* INSTRUCTION *
Find every line with the word "bitte". Copy those lines.
** begin LISTING **
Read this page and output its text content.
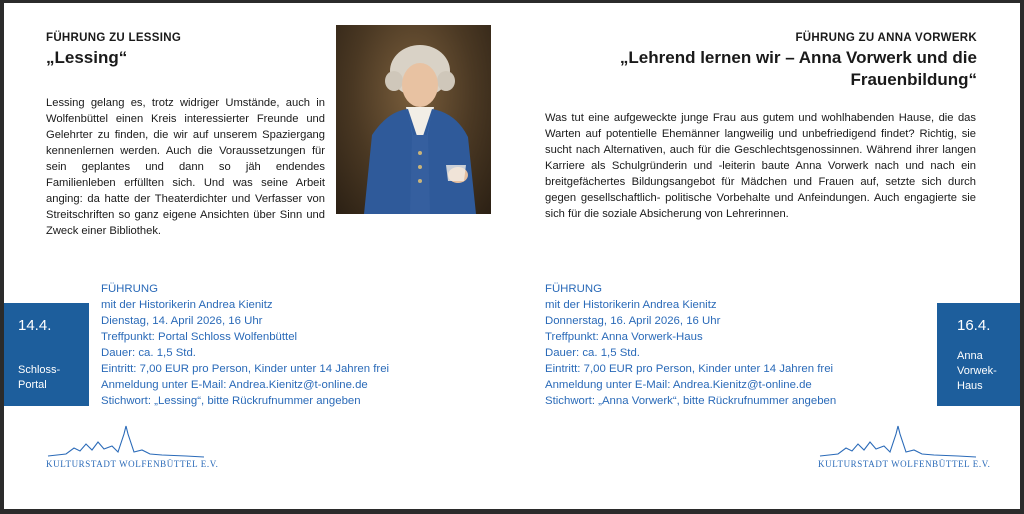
FÜHRUNG ZU LESSING
„Lessing“

Lessing gelang es, trotz widriger Umstände, auch in Wolfenbüttel einen Kreis interessierter Freunde und Gelehrter zu finden, die wir auf unserem Spaziergang kennenlernen werden. Auch die Voraussetzungen für sein geplantes und dann so jäh endendes Familienleben erfüllten sich. Und was seine Arbeit anging: da hatte der Theaterdichter und Verfasser von Streitschriften so ganz eigene Ansichten über Sinn und Zweck einer Bibliothek.

FÜHRUNG
mit der Historikerin Andrea Kienitz
Dienstag, 14. April 2026, 16 Uhr
Treffpunkt: Portal Schloss Wolfenbüttel
Dauer: ca. 1,5 Std.
Eintritt: 7,00 EUR pro Person, Kinder unter 14 Jahren frei
Anmeldung unter E-Mail: Andrea.Kienitz@t-online.de
Stichwort: „Lessing“, bitte Rückrufnummer angeben
14.4.
Schloss-
Portal
KULTURSTADT WOLFENBÜTTEL E.V.
FÜHRUNG ZU ANNA VORWERK
„Lehrend lernen wir – Anna Vorwerk und die
Frauenbildung“

Was tut eine aufgeweckte junge Frau aus gutem und wohlhabenden Hause, die das Warten auf potentielle Ehemänner langweilig und unbefriedigend findet? Richtig, sie sucht nach Alternativen, auch für die Geschlechtsgenossinnen. Während ihrer langen Karriere als Schulgründerin und -leiterin baute Anna Vorwerk nach und nach ein breitgefächertes Bildungsangebot für Mädchen und Frauen auf, setzte sich durch gegen gesellschaftlich- politische Vorbehalte und Anfeindungen. Auch engagierte sie sich für die soziale Absicherung von Lehrerinnen.

FÜHRUNG
mit der Historikerin Andrea Kienitz
Donnerstag, 16. April 2026, 16 Uhr
Treffpunkt: Anna Vorwerk-Haus
Dauer: ca. 1,5 Std.
Eintritt: 7,00 EUR pro Person, Kinder unter 14 Jahren frei
Anmeldung unter E-Mail: Andrea.Kienitz@t-online.de
Stichwort: „Anna Vorwerk“, bitte Rückrufnummer angeben
16.4.
Anna
Vorwek-
Haus
KULTURSTADT WOLFENBÜTTEL E.V.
** end LISTING **
* SOLUTION TO THIS PROBLEM *
Stichwort: „Lessing“, bitte Rückrufnummer angeben
Stichwort: „Anna Vorwerk“, bitte Rückrufnummer angeben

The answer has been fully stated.